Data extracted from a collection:
************

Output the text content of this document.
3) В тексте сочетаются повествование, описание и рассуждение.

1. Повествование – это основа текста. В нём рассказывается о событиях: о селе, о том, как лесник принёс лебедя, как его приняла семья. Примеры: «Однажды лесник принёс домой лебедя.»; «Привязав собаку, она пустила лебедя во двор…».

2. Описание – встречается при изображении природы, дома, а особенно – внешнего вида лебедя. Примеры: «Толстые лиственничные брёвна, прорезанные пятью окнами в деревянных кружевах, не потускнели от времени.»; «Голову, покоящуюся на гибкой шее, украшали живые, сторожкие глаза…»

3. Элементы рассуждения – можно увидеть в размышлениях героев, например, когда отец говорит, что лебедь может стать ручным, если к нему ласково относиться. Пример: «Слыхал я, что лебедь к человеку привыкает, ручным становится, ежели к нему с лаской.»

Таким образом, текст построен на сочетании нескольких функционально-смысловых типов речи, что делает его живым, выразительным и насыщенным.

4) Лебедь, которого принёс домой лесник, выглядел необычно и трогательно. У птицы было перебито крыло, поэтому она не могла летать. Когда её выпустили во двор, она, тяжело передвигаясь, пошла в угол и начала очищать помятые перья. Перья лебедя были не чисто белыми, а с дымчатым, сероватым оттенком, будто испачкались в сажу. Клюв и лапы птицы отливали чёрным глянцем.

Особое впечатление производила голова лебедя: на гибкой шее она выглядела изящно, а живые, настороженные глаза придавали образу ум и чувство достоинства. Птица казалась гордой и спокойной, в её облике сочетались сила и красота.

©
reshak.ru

************

■ **INSTRUCTION**
Extract each line of the listing above, copying it word for word.

■ **TASK ANSWER**
Output the text content of this document.
3) В тексте сочетаются повествование, описание и рассуждение.

1. Повествование – это основа текста. В нём рассказывается о событиях: о селе, о том, как лесник принёс лебедя, как его приняла семья. Примеры: «Однажды лесник принёс домой лебедя.»; «Привязав собаку, она пустила лебедя во двор…».

2. Описание – встречается при изображении природы, дома, а особенно – внешнего вида лебедя. Примеры: «Толстые лиственничные брёвна, прорезанные пятью окнами в деревянных кружевах, не потускнели от времени.»; «Голову, покоящуюся на гибкой шее, украшали живые, сторожкие глаза…»

3. Элементы рассуждения – можно увидеть в размышлениях героев, например, когда отец говорит, что лебедь может стать ручным, если к нему ласково относиться. Пример: «Слыхал я, что лебедь к человеку привыкает, ручным становится, ежели к нему с лаской.»

Таким образом, текст построен на сочетании нескольких функционально-смысловых типов речи, что делает его живым, выразительным и насыщенным.

4) Лебедь, которого принёс домой лесник, выглядел необычно и трогательно. У птицы было перебито крыло, поэтому она не могла летать. Когда её выпустили во двор, она, тяжело передвигаясь, пошла в угол и начала очищать помятые перья. Перья лебедя были не чисто белыми, а с дымчатым, сероватым оттенком, будто испачкались в сажу. Клюв и лапы птицы отливали чёрным глянцем.

Особое впечатление производила голова лебедя: на гибкой шее она выглядела изящно, а живые, настороженные глаза придавали образу ум и чувство достоинства. Птица казалась гордой и спокойной, в её облике сочетались сила и красота.

©
reshak.ru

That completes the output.